Written request —
Identify every line containing the word "ſuccus" and reproduce each one.

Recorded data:
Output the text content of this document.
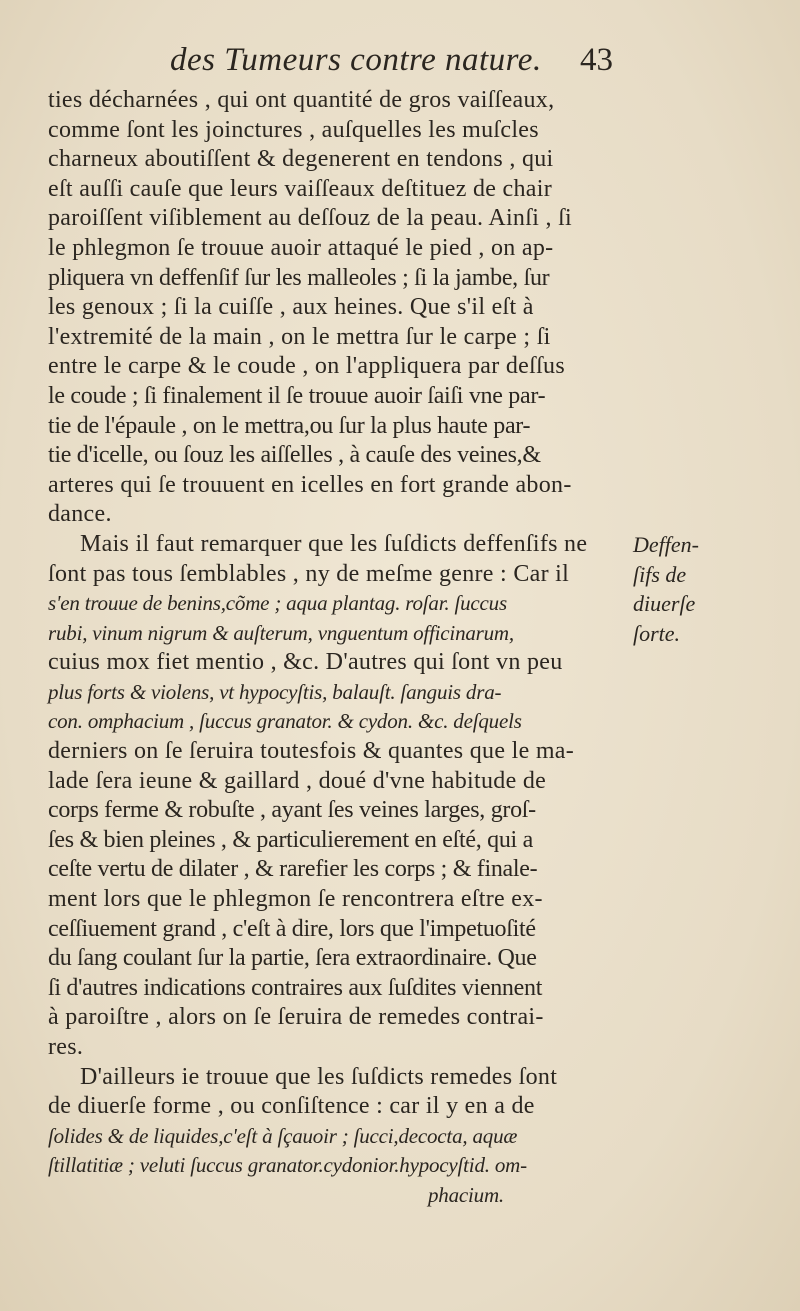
des Tumeurs contre nature. 43
ties décharnées , qui ont quantité de gros vaiſſeaux,
comme ſont les joinctures , auſquelles les muſcles
charneux aboutiſſent & degenerent en tendons , qui
eſt auſſi cauſe que leurs vaiſſeaux deſtituez de chair
paroiſſent viſiblement au deſſouz de la peau. Ainſi , ſi
le phlegmon ſe trouue auoir attaqué le pied , on ap-
pliquera vn deffenſif ſur les malleoles ; ſi la jambe, ſur
les genoux ; ſi la cuiſſe , aux heines. Que s'il eſt à
l'extremité de la main , on le mettra ſur le carpe ; ſi
entre le carpe & le coude , on l'appliquera par deſſus
le coude ; ſi finalement il ſe trouue auoir ſaiſi vne par-
tie de l'épaule , on le mettra,ou ſur la plus haute par-
tie d'icelle, ou ſouz les aiſſelles , à cauſe des veines,&
arteres qui ſe trouuent en icelles en fort grande abon-
dance.
Mais il faut remarquer que les ſuſdicts deffenſifs ne
ſont pas tous ſemblables , ny de meſme genre : Car il
s'en trouue de benins,cõme ; aqua plantag. roſar. ſuccus
rubi, vinum nigrum & auſterum, vnguentum officinarum,
cuius mox fiet mentio , &c. D'autres qui ſont vn peu
plus forts & violens, vt hypocyſtis, balauſt. ſanguis dra-
con. omphacium , ſuccus granator. & cydon. &c. deſquels
derniers on ſe ſeruira toutesfois & quantes que le ma-
lade ſera ieune & gaillard , doué d'vne habitude de
corps ferme & robuſte , ayant ſes veines larges, groſ-
ſes & bien pleines , & particulierement en eſté, qui a
ceſte vertu de dilater , & rarefier les corps ; & finale-
ment lors que le phlegmon ſe rencontrera eſtre ex-
ceſſiuement grand , c'eſt à dire, lors que l'impetuoſité
du ſang coulant ſur la partie, ſera extraordinaire. Que
ſi d'autres indications contraires aux ſuſdites viennent
à paroiſtre , alors on ſe ſeruira de remedes contrai-
res.
D'ailleurs ie trouue que les ſuſdicts remedes ſont
de diuerſe forme , ou conſiſtence : car il y en a de
ſolides & de liquides,c'eſt à ſçauoir ; ſucci,decocta, aquæ
ſtillatitiæ ; veluti ſuccus granator.cydonior.hypocyſtid. om-
phacium.
Deffen-
ſifs de
diuerſe
ſorte.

Finished task —
s'en trouue de benins,cõme ; aqua plantag. roſar. ſuccus
con. omphacium , ſuccus granator. & cydon. &c. deſquels
ſtillatitiæ ; veluti ſuccus granator.cydonior.hypocyſtid. om-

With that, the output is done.